# INSTRUCTION
Determine the number of lines holding the word "history"; answer with that number only.

# GIVEN RECORDS
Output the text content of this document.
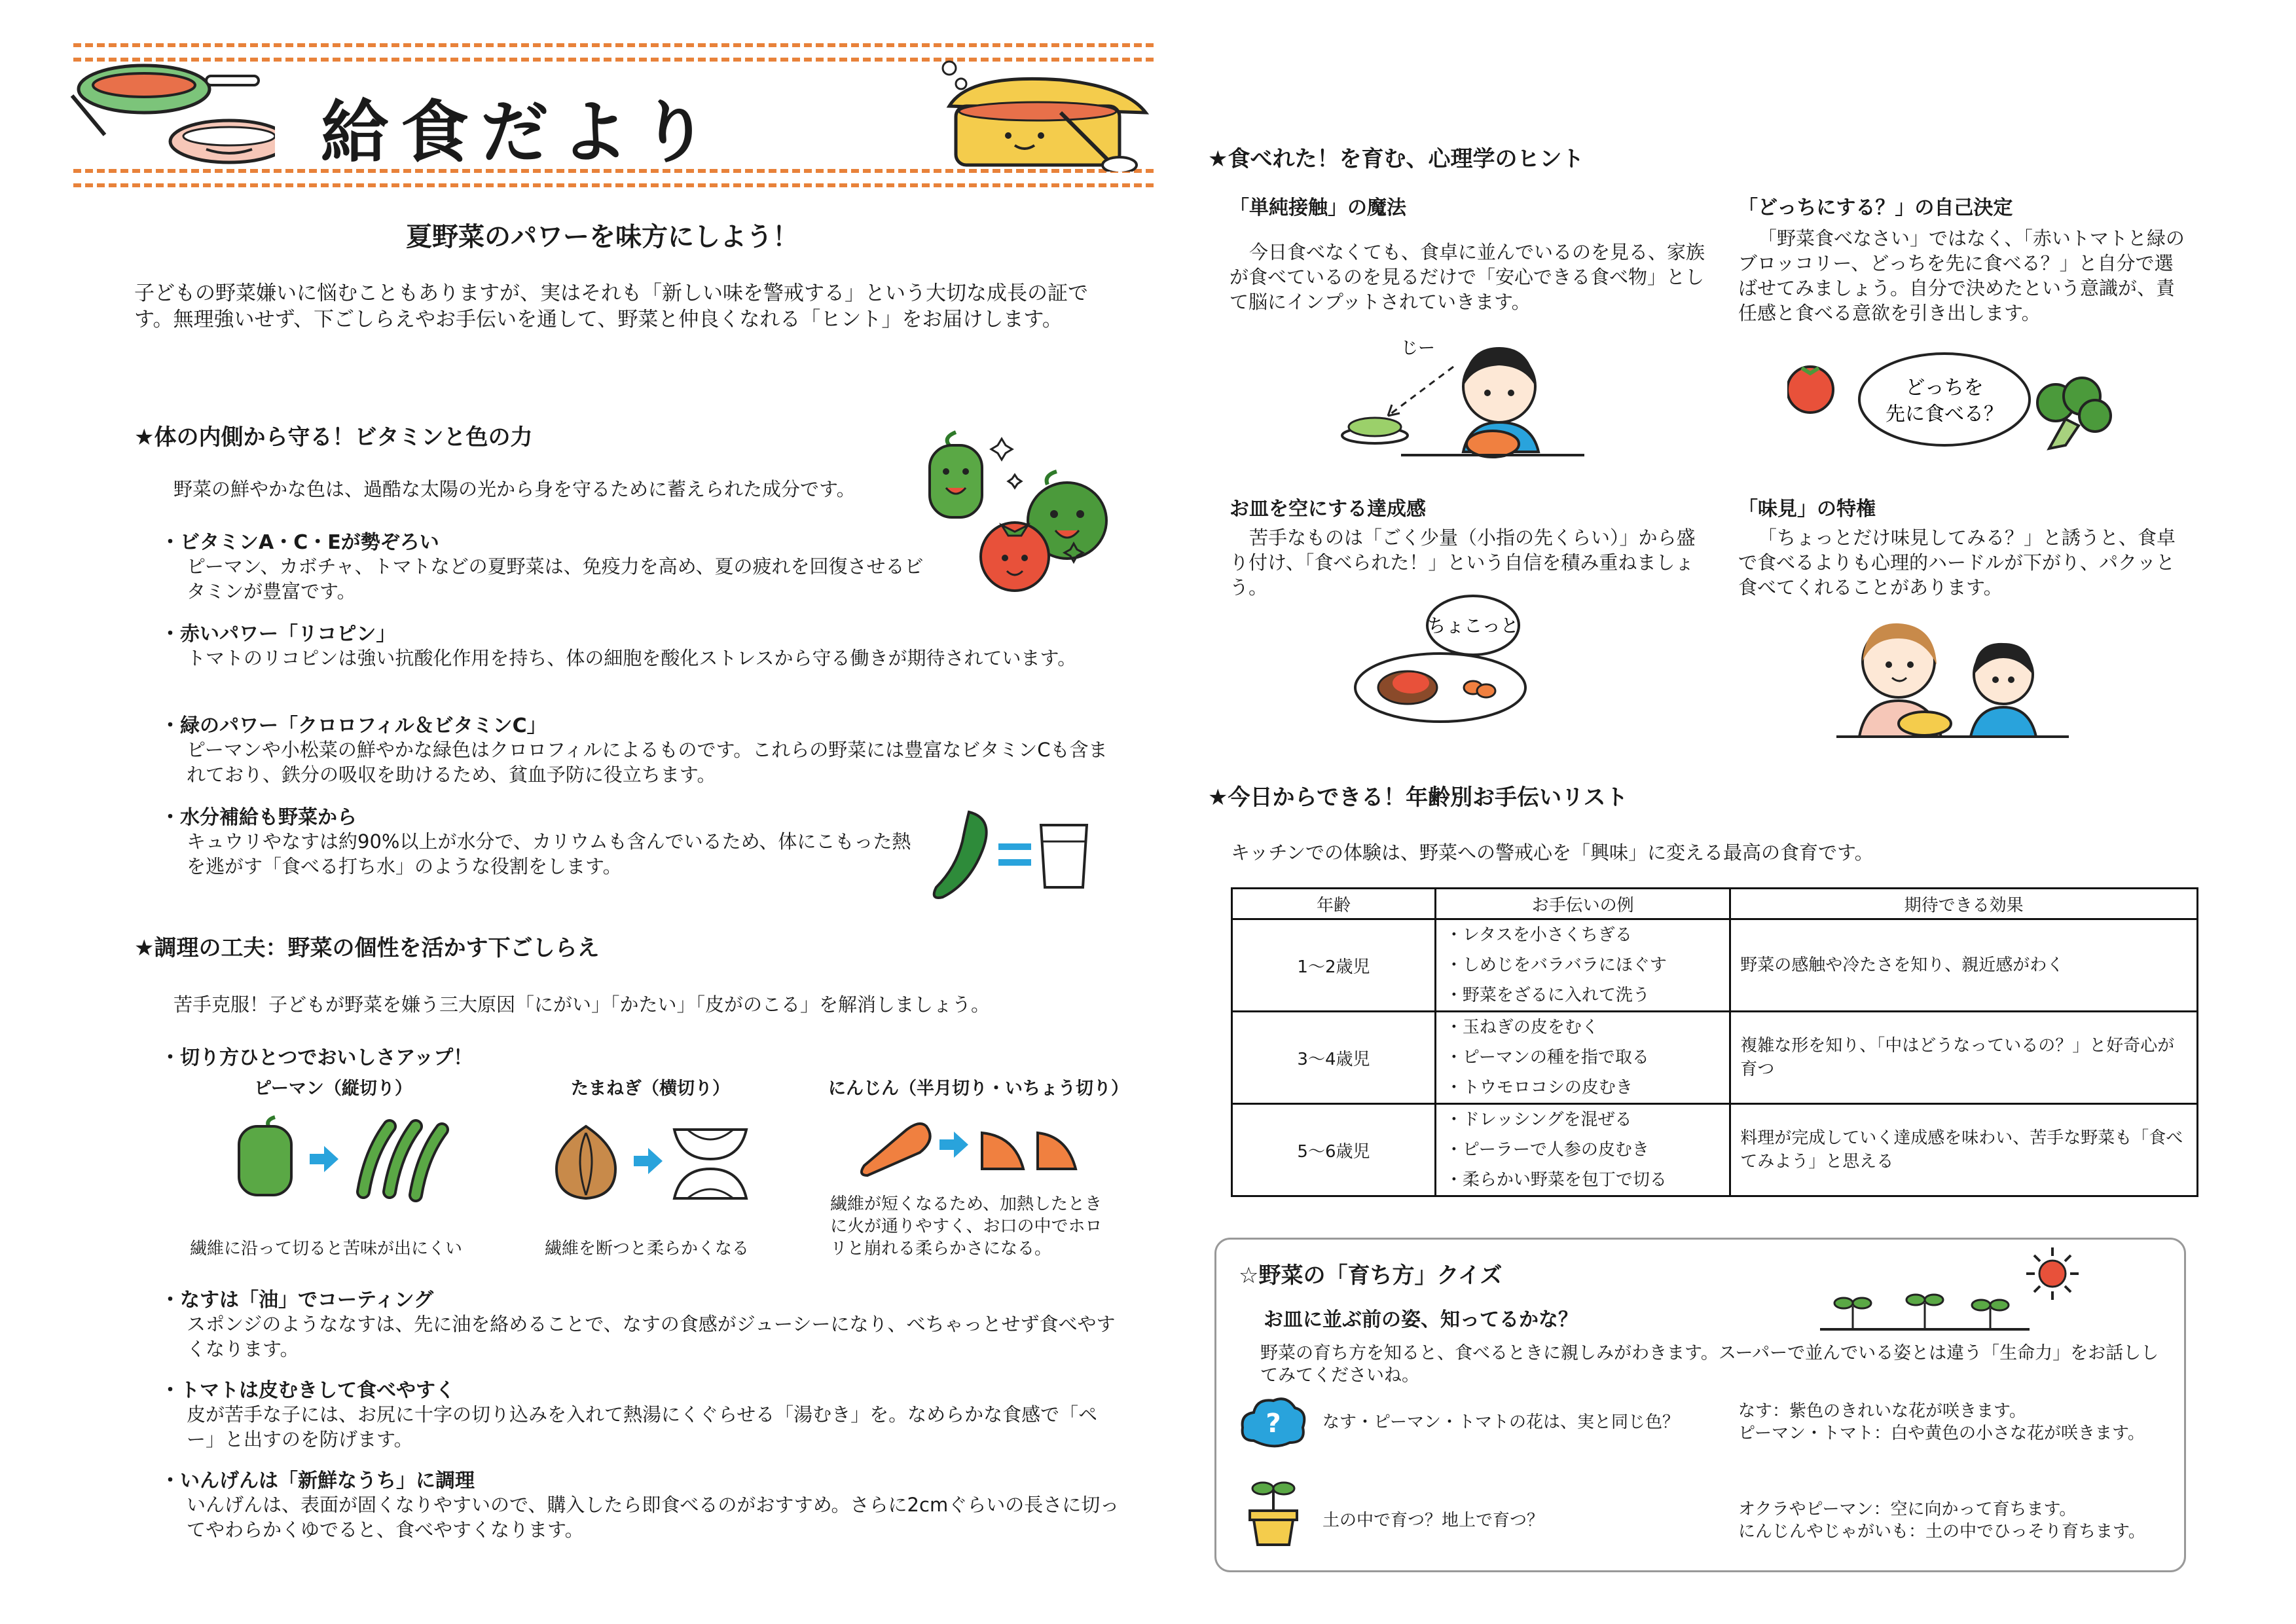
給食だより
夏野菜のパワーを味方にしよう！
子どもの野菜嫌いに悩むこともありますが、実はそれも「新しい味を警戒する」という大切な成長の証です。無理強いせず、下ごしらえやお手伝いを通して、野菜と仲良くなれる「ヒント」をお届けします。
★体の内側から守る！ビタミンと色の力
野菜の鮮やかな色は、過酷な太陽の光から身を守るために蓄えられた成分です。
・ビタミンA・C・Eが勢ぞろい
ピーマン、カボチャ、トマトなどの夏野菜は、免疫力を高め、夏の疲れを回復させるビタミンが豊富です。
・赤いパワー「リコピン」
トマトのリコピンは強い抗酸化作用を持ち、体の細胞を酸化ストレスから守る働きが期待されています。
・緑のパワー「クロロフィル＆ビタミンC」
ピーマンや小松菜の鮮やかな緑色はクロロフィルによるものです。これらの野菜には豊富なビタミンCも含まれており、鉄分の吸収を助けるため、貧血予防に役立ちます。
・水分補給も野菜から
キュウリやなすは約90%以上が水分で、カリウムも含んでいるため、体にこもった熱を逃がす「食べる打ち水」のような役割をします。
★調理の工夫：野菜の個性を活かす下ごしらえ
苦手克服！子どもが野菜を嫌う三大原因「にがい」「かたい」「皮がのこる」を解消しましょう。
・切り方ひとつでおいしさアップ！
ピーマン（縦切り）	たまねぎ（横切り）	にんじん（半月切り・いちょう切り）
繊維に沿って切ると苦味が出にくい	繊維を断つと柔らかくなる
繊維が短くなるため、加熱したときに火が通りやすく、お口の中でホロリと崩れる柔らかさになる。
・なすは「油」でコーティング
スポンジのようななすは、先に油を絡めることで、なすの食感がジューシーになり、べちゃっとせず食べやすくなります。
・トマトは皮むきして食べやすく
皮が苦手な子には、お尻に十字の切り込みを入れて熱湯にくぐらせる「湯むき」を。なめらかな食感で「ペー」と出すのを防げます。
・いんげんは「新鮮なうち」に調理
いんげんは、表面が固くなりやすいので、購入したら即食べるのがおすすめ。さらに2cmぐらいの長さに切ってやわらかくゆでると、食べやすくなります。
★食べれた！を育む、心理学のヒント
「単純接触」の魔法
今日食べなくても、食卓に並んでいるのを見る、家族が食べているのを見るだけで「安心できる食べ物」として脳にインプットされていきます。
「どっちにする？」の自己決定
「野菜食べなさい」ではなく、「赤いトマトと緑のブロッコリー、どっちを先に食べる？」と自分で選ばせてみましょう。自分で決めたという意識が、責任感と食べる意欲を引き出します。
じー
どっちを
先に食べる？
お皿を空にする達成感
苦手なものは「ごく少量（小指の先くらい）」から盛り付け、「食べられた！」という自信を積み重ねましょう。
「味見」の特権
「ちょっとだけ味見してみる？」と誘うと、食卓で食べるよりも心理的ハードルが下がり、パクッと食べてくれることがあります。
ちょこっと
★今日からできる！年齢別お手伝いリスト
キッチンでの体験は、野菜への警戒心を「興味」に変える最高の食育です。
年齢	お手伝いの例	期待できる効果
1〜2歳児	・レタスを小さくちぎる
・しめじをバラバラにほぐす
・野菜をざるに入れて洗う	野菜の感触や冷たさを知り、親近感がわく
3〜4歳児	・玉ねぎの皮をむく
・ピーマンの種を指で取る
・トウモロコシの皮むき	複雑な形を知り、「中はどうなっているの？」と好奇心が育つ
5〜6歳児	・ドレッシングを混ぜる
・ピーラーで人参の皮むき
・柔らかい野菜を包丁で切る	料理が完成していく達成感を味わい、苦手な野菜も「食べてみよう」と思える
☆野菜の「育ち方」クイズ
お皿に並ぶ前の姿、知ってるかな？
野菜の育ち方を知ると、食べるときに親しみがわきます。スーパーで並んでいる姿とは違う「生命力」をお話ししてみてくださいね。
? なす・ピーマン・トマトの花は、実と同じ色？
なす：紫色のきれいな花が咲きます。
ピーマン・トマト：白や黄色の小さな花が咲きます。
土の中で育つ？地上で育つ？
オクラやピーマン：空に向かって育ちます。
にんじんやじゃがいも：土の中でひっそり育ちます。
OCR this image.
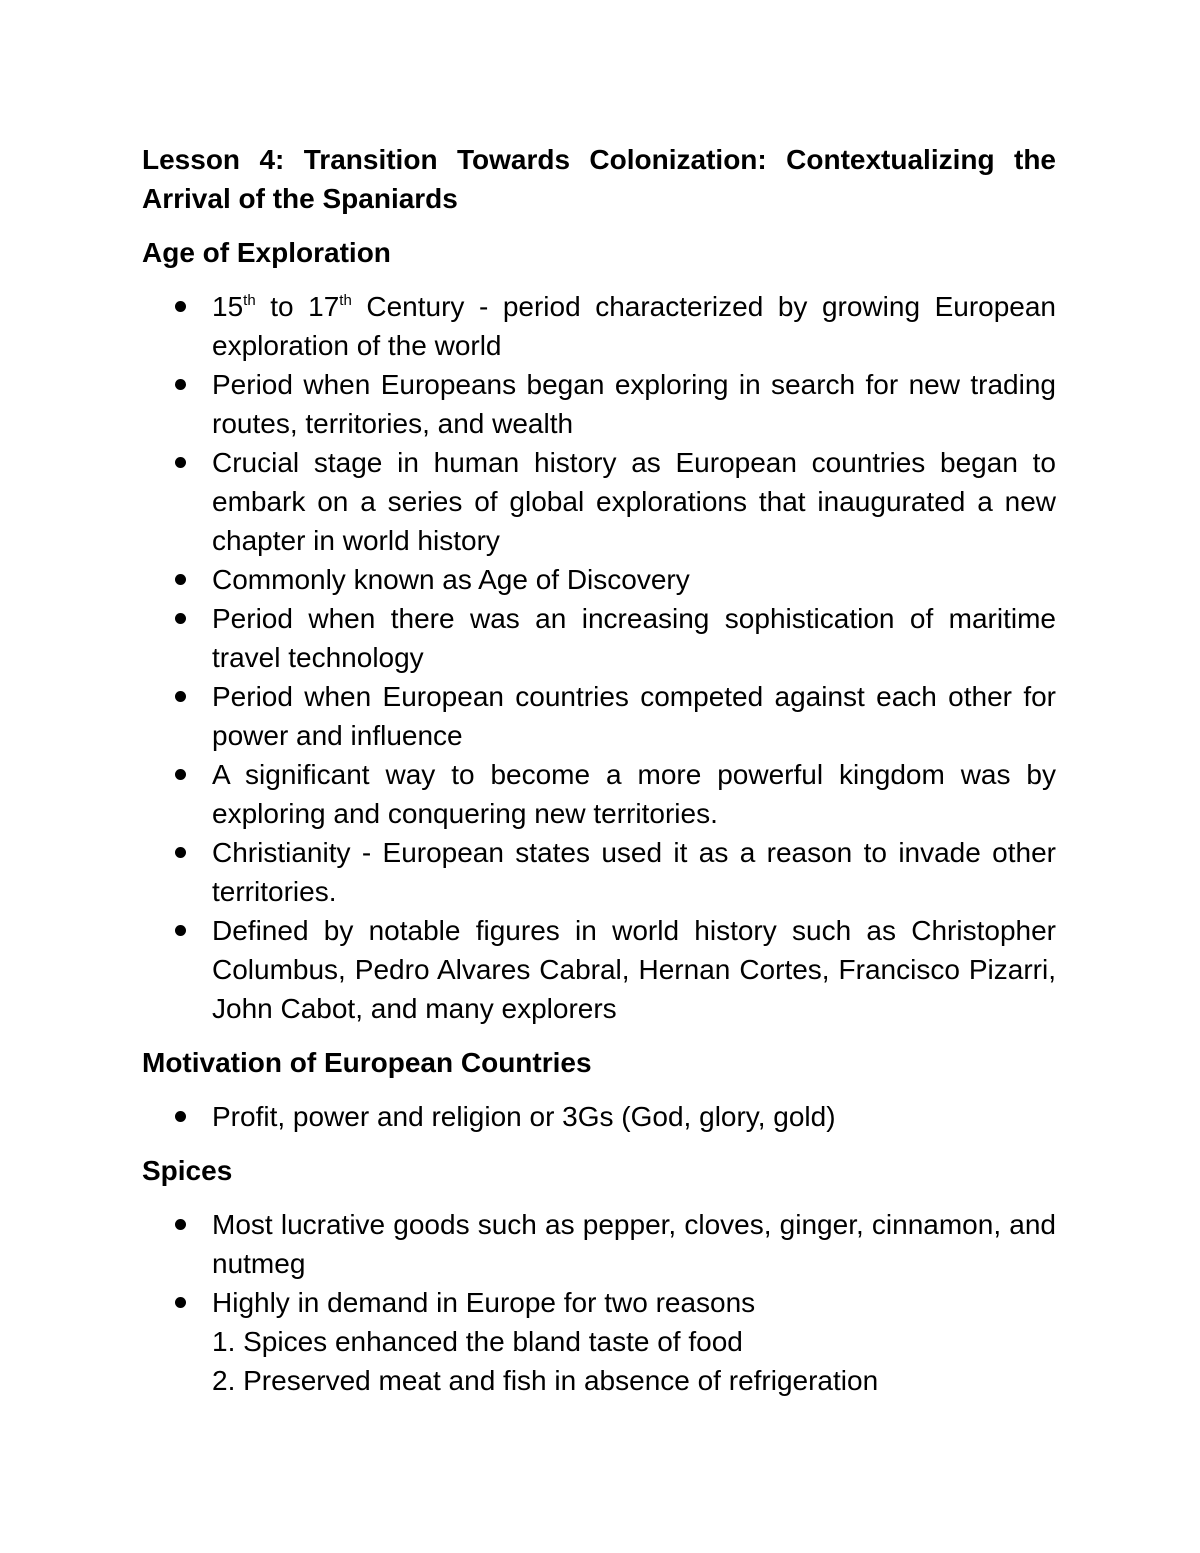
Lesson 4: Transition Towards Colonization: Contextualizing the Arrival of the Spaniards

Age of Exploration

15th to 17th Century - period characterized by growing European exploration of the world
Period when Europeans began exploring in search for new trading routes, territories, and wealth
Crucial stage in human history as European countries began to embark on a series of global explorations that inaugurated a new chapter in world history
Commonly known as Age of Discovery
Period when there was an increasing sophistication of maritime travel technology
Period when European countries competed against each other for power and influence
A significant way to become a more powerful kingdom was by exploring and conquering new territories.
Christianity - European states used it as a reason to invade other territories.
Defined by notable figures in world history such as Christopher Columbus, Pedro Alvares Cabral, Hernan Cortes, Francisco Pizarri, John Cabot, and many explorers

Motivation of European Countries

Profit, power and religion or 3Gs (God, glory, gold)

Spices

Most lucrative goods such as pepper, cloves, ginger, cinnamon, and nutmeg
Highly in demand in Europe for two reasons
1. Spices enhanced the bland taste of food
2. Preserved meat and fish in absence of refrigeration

# THE ANSWER
2